### [Work to complete]
Identify the lines containing the word "материалам". Copy each one.

# Extracted records start

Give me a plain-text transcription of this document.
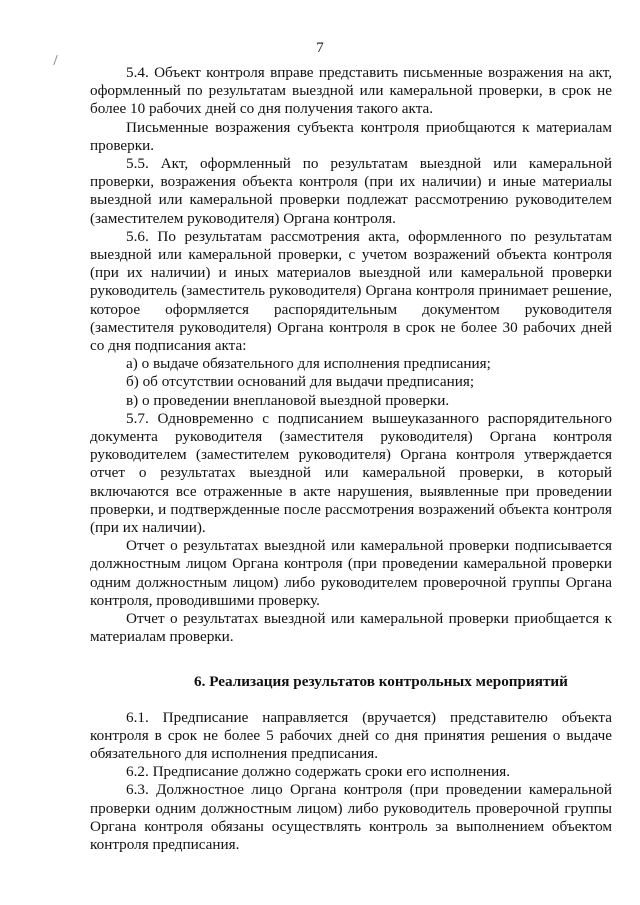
7

5.4. Объект контроля вправе представить письменные возражения на акт, оформленный по результатам выездной или камеральной проверки, в срок не более 10 рабочих дней со дня получения такого акта.

Письменные возражения субъекта контроля приобщаются к материалам проверки.

5.5. Акт, оформленный по результатам выездной или камеральной проверки, возражения объекта контроля (при их наличии) и иные материалы выездной или камеральной проверки подлежат рассмотрению руководителем (заместителем руководителя) Органа контроля.

5.6. По результатам рассмотрения акта, оформленного по результатам выездной или камеральной проверки, с учетом возражений объекта контроля (при их наличии) и иных материалов выездной или камеральной проверки руководитель (заместитель руководителя) Органа контроля принимает решение, которое оформляется распорядительным документом руководителя (заместителя руководителя) Органа контроля в срок не более 30 рабочих дней со дня подписания акта:

а) о выдаче обязательного для исполнения предписания;

б) об отсутствии оснований для выдачи предписания;

в) о проведении внеплановой выездной проверки.

5.7. Одновременно с подписанием вышеуказанного распорядительного документа руководителя (заместителя руководителя) Органа контроля руководителем (заместителем руководителя) Органа контроля утверждается отчет о результатах выездной или камеральной проверки, в который включаются все отраженные в акте нарушения, выявленные при проведении проверки, и подтвержденные после рассмотрения возражений объекта контроля (при их наличии).

Отчет о результатах выездной или камеральной проверки подписывается должностным лицом Органа контроля (при проведении камеральной проверки одним должностным лицом) либо руководителем проверочной группы Органа контроля, проводившими проверку.

Отчет о результатах выездной или камеральной проверки приобщается к материалам проверки.

6. Реализация результатов контрольных мероприятий

6.1. Предписание направляется (вручается) представителю объекта контроля в срок не более 5 рабочих дней со дня принятия решения о выдаче обязательного для исполнения предписания.

6.2. Предписание должно содержать сроки его исполнения.

6.3. Должностное лицо Органа контроля (при проведении камеральной проверки одним должностным лицом) либо руководитель проверочной группы Органа контроля обязаны осуществлять контроль за выполнением объектом контроля предписания.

# Extracted records end

### [Expected output]
Письменные возражения субъекта контроля приобщаются к материалам проверки.
Отчет о результатах выездной или камеральной проверки приобщается к материалам проверки.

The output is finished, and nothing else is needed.